[Requirements]: Only lines holding the string "układu" are wanted; copy each one from the material.

[Extracted records]
· · · ·

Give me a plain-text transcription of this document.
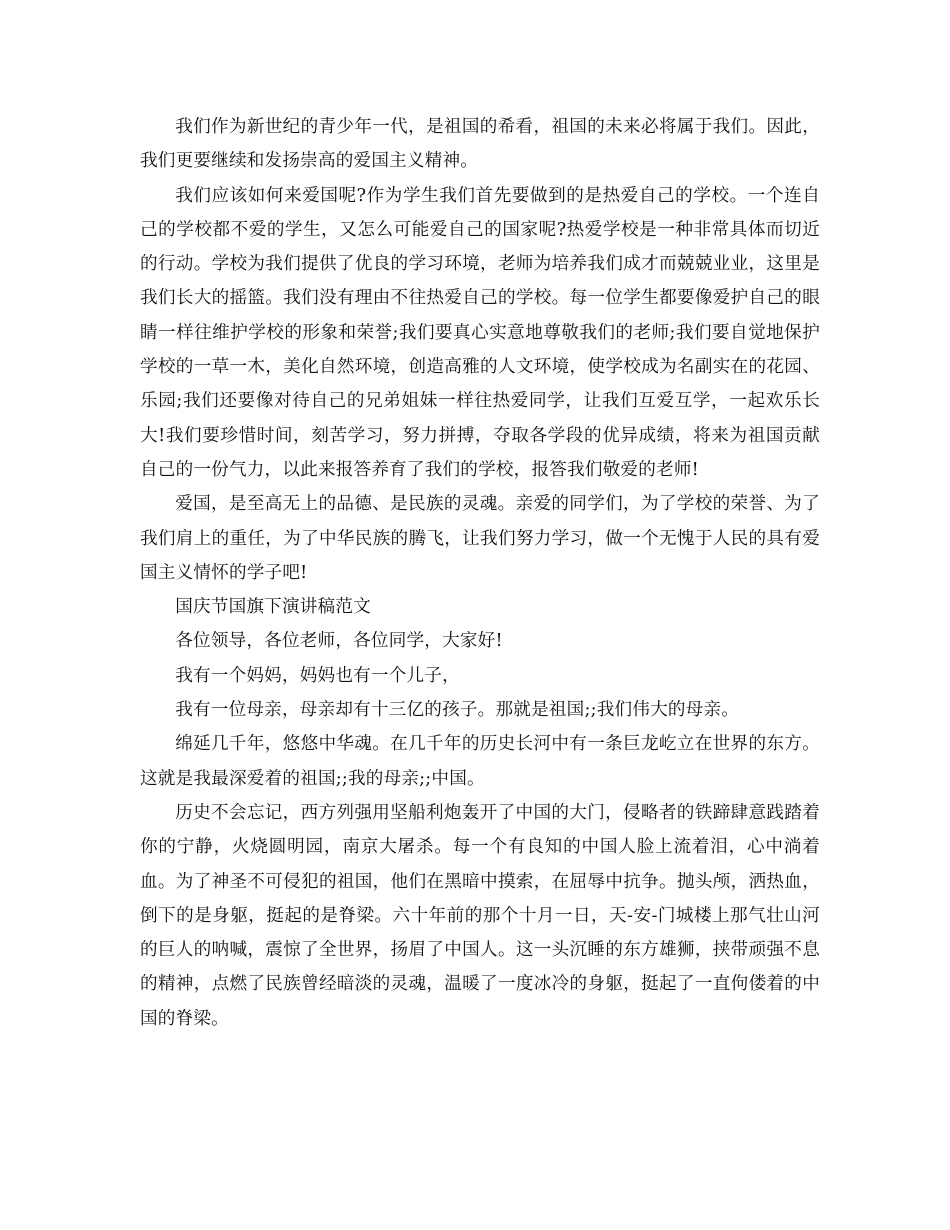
我们作为新世纪的青少年一代，是祖国的希看，祖国的未来必将属于我们。因此，我们更要继续和发扬崇高的爱国主义精神。

我们应该如何来爱国呢?作为学生我们首先要做到的是热爱自己的学校。一个连自己的学校都不爱的学生，又怎么可能爱自己的国家呢?热爱学校是一种非常具体而切近的行动。学校为我们提供了优良的学习环境，老师为培养我们成才而兢兢业业，这里是我们长大的摇篮。我们没有理由不往热爱自己的学校。每一位学生都要像爱护自己的眼睛一样往维护学校的形象和荣誉;我们要真心实意地尊敬我们的老师;我们要自觉地保护学校的一草一木，美化自然环境，创造高雅的人文环境，使学校成为名副实在的花园、乐园;我们还要像对待自己的兄弟姐妹一样往热爱同学，让我们互爱互学，一起欢乐长大!我们要珍惜时间，刻苦学习，努力拼搏，夺取各学段的优异成绩，将来为祖国贡献自己的一份气力，以此来报答养育了我们的学校，报答我们敬爱的老师!

爱国，是至高无上的品德、是民族的灵魂。亲爱的同学们，为了学校的荣誉、为了我们肩上的重任，为了中华民族的腾飞，让我们努力学习，做一个无愧于人民的具有爱国主义情怀的学子吧!

国庆节国旗下演讲稿范文

各位领导，各位老师，各位同学，大家好!

我有一个妈妈，妈妈也有一个儿子，

我有一位母亲，母亲却有十三亿的孩子。那就是祖国;;我们伟大的母亲。

绵延几千年，悠悠中华魂。在几千年的历史长河中有一条巨龙屹立在世界的东方。这就是我最深爱着的祖国;;我的母亲;;中国。

历史不会忘记，西方列强用坚船利炮轰开了中国的大门，侵略者的铁蹄肆意践踏着你的宁静，火烧圆明园，南京大屠杀。每一个有良知的中国人脸上流着泪，心中淌着血。为了神圣不可侵犯的祖国，他们在黑暗中摸索，在屈辱中抗争。抛头颅，洒热血，倒下的是身躯，挺起的是脊梁。六十年前的那个十月一日，天-安-门城楼上那气壮山河的巨人的呐喊，震惊了全世界，扬眉了中国人。这一头沉睡的东方雄狮，挟带顽强不息的精神，点燃了民族曾经暗淡的灵魂，温暖了一度冰冷的身躯，挺起了一直佝偻着的中国的脊梁。
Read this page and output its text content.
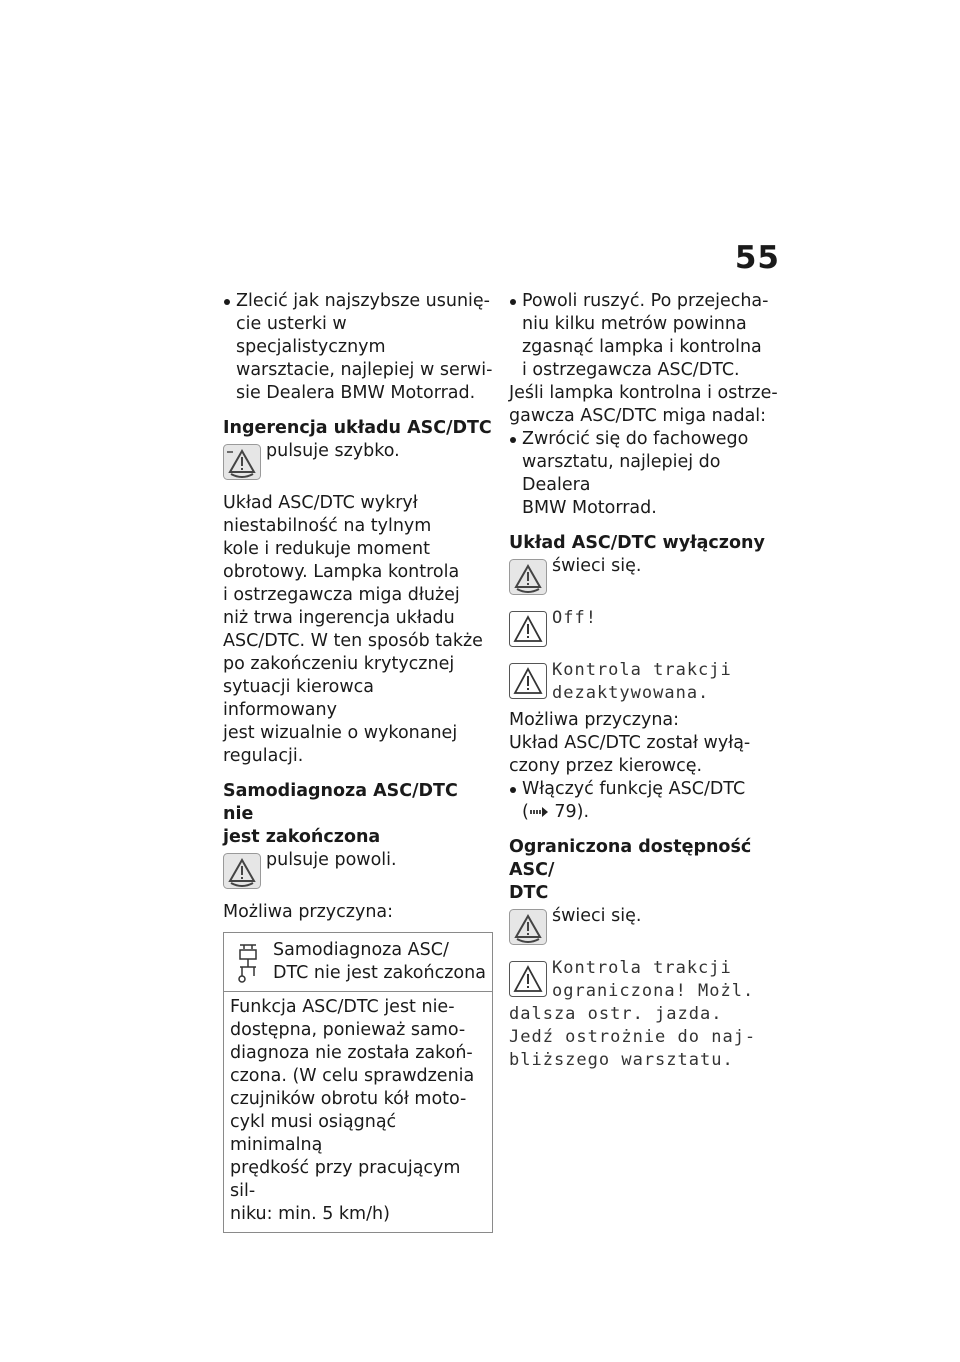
55
Zlecić jak najszybsze usunię-
cie usterki w specjalistycznym
warsztacie, najlepiej w serwi-
sie Dealera BMW Motorrad.
Ingerencja układu ASC/DTC
pulsuje szybko.

Układ ASC/DTC wykrył

niestabilność na tylnym

kole i redukuje moment

obrotowy. Lampka kontrola

i ostrzegawcza miga dłużej

niż trwa ingerencja układu

ASC/DTC. W ten sposób także

po zakończeniu krytycznej

sytuacji kierowca informowany

jest wizualnie o wykonanej

regulacji.

Samodiagnoza ASC/DTC nie
jest zakończona
pulsuje powoli.

Możliwa przyczyna:

Samodiagnoza ASC/
DTC nie jest zakończona

Funkcja ASC/DTC jest nie-

dostępna, ponieważ samo-

diagnoza nie została zakoń-

czona. (W celu sprawdzenia

czujników obrotu kół moto-

cykl musi osiągnąć minimalną

prędkość przy pracującym sil-

niku: min. 5 km/h)

Powoli ruszyć. Po przejecha-
niu kilku metrów powinna
zgasnąć lampka i kontrolna
i ostrzegawcza ASC/DTC.

Jeśli lampka kontrolna i ostrze-

gawcza ASC/DTC miga nadal:

Zwrócić się do fachowego
warsztatu, najlepiej do Dealera
BMW Motorrad.
Układ ASC/DTC wyłączony
świeci się.
Off!
Kontrola trakcji
dezaktywowana.

Możliwa przyczyna:

Układ ASC/DTC został wyłą-

czony przez kierowcę.

Włączyć funkcję ASC/DTC
( 79).
Ograniczona dostępność ASC/
DTC
świeci się.
Kontrola trakcji
ograniczona! Możl.
dalsza ostr. jazda.
Jedź ostrożnie do naj-
bliższego warsztatu.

· · · ·

[Problem solution]:
Ingerencja układu ASC/DTC
niż trwa ingerencja układu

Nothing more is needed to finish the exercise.